* [Directions]
(1) From the column on the Salt Lake City airport prayer room, quote word for word the part that opens with the words containing "And Islam is" and closes with "tolerance at play.".
(2) Continue the column on the airport prayer room for Muslim taxi drivers, picking up right after its final sentence.

* [Extract provided]

Here in this government industrial building circa 1980, between the vending machines and the women's restroom, Salt Lake City's Islamic taxi drivers have created a prayer room.

It used to be a lounge. The non-Muslim drivers call it a mosque. The city calls it a "meditation" or break room. I'm going to call it potentially unconstitutional.

"It's a big balance between operational and safety issues, and religious rights," says Barbara Gann, airport spokeswoman.

Salt Lake City's quandary is not unique. Last month, Indianapolis International Airport's plans to install floor-level foot-washing sinks in a taxi staging area fueled protests. More than a year ago, Kansas City managers expanded the airport's taxi station, adding a restroom with foot basins.

In this post-9/11, War on Terror world, foot baths and prayer rugs are politically charged. With all the political backwash tagged to Islam, well-meaning attempts to adjust to a new stream of immigrants can take on a sinister cast.

Anyone who rides in a taxi in middle America has noticed the demographic shift. Unlike New York, Chicago and Los Angeles, where a day of hailing cabs was a plunge into polyglotism, Salt Lake City cab riders usually found a blue-collar Anglo-Saxon in the driver's seat. But recently, they've been replaced by immigrants from Iran, Iraq, Egypt, Somalia, Senegal. Many, if not most of them, are Muslim.

And Islam is a rigorous faith, demanding several rounds of washing and praying at set times each day, fasting, and, depending on the interpretation, veils for women. Before, Utah's Muslim taxi drivers used to pray on the grass parking strip between lanes of traffic. There are two mosques within miles of the airport - in West Valley City and on 700 East. But this is quicker, more convenient. This nondescript little room obviously makes being different in this city a little easier.

The bleeding heart in me loves the implications of a prayer room - America's open-door policy of taking in refugees from other places, the growing diversity of Salt Lake City, the religious tolerance at play.

Because of their sheer numbers, Muslim drivers feel an understandable, if misguided, sense of ownership of the place. One cabby who tried to charge a cell phone in the meditation room complained of being harassed. He says the chairs and tables that used to be there are long gone. And last year, a Christmas tree was summarily unplugged and shoved into a corner between the vending machines, its star broken. Religious tolerance, it seems, doesn't go both ways.

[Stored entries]
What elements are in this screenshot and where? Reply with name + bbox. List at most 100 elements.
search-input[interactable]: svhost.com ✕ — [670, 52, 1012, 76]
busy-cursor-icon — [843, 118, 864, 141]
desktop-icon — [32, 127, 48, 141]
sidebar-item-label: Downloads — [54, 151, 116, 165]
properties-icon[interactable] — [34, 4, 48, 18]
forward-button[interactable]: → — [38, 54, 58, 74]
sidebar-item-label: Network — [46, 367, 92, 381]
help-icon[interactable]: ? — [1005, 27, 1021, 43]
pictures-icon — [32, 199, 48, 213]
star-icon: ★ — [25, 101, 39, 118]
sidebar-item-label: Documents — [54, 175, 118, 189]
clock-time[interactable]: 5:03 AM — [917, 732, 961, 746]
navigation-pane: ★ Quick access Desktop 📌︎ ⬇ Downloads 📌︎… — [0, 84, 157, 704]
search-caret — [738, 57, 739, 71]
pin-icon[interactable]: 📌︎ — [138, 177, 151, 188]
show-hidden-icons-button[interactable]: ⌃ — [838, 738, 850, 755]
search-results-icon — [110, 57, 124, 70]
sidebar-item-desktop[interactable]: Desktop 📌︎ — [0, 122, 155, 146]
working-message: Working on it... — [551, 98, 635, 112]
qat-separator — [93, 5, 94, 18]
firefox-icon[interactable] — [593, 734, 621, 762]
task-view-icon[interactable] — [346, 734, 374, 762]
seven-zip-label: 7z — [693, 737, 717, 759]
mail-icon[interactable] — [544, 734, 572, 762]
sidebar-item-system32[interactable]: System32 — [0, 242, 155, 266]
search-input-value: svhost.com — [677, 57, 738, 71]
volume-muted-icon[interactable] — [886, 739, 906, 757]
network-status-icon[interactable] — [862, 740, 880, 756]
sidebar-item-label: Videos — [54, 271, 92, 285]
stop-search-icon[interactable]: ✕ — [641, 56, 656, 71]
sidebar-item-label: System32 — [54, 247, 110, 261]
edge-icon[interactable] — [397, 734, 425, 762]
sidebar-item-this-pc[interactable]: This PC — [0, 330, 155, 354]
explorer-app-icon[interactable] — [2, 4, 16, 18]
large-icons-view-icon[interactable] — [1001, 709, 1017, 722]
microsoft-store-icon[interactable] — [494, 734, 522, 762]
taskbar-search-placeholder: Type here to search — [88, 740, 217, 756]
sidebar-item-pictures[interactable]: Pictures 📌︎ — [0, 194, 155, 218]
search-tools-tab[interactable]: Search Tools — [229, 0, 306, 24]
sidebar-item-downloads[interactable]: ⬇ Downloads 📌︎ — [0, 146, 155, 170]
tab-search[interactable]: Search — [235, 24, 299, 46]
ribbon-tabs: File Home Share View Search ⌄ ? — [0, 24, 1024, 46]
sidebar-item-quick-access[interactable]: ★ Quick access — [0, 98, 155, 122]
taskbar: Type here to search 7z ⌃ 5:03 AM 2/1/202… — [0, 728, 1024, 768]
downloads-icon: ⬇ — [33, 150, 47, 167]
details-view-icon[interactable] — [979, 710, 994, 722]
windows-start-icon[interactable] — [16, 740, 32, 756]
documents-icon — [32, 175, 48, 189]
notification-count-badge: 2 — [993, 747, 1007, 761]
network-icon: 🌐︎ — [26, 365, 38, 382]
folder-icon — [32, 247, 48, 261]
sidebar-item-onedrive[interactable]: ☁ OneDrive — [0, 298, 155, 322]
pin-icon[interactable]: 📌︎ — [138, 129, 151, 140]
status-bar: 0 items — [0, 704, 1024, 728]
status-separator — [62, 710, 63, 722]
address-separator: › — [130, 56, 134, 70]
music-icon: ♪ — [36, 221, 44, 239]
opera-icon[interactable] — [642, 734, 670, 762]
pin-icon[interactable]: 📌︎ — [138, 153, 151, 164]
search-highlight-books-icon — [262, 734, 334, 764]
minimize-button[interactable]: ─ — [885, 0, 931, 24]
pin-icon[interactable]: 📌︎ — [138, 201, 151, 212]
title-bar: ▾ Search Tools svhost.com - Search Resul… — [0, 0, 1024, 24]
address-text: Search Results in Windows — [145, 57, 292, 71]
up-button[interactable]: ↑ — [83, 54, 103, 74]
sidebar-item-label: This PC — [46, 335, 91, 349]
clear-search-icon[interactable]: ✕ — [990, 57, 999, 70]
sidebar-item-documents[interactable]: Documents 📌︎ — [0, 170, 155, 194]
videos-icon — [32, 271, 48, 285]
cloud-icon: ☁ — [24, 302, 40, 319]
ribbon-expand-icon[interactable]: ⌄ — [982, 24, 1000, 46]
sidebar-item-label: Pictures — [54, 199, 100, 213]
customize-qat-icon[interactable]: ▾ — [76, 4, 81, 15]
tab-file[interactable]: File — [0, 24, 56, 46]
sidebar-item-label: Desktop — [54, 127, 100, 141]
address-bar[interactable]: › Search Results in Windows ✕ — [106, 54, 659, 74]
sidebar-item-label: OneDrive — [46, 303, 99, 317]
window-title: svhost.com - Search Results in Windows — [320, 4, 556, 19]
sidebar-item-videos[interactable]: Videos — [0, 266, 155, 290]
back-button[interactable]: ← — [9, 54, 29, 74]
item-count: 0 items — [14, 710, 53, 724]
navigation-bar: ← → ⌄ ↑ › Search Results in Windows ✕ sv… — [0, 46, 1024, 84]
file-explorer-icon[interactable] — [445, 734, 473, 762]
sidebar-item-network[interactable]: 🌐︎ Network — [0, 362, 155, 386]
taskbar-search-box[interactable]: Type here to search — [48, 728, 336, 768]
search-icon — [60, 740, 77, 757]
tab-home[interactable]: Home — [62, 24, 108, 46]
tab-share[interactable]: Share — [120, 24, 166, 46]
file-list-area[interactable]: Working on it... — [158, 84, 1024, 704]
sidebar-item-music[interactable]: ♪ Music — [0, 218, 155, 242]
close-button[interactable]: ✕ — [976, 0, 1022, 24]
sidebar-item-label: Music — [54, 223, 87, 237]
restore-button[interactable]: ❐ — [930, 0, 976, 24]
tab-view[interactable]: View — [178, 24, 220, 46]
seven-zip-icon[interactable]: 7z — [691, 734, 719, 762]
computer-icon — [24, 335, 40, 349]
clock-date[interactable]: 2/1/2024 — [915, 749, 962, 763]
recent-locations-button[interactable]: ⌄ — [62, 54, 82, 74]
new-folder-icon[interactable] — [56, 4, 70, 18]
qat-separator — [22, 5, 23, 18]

* [Answers by task]
(1)
And Islam is a rigorous faith, demanding several rounds of washing and praying at set times each day, fasting, and, depending on the interpretation, veils for women. Before, Utah's Muslim taxi drivers used to pray on the grass parking strip between lanes of traffic. There are two mosques within miles of the airport - in West Valley City and on 700 East. But this is quicker, more convenient. This nondescript little room obviously makes being different in this city a little easier.

The bleeding heart in me loves the implications of a prayer room - America's open-door policy of taking in refugees from other places, the growing diversity of Salt Lake City, the religious tolerance at play.

(2)
"When I started, 365 days a year, I was working at an airport. Now, the whole building has turned into a religious shrine. I'm working in a mosque," says the veteran driver, who asked to remain nameless for fear of retribution. "If I wanted to do that, I could move to Iran. It starts to feel like a hostile work environment."

Beyond the cultural conflict the room has created among drivers, it also poses a legal question for the city. Foot-washing sinks are one thing; exclusive space to worship is another. There is no cross, no star of David anywhere in the building.

In this case, two clauses in the Constitution are in conflict: free speech and separation of church and state. Schoolchildren can spontaneously stop and pray in schools; convicts do the same in prisons. And public hospitals provide nondenominational chapels. Stopping the prayers would trample the drivers' right to exercise their faith.

At the same time, government is prohibited from showing preference for one religion over another, or, for that matter, faith over atheism. Salt Lake City probably never intended to establish a mosque in a public building. Whether through benign neglect or passive political correctness, one has developed. The transportation building has turned into an all-purpose, government-sanctioned Islamic center.

American Civil Liberties Union of Utah Director Karen McCreary says the city has to be even-handed and inclusive.

"It seems more about human relations than the Constitution, less about religion and more about mutual respect," adds Dani Eyer, a former ACLU of Utah director who is teaching a constitutional law class at the University of Utah.

And it's probably up to the city to give a difficult lesson in civics to America's newest immigrants.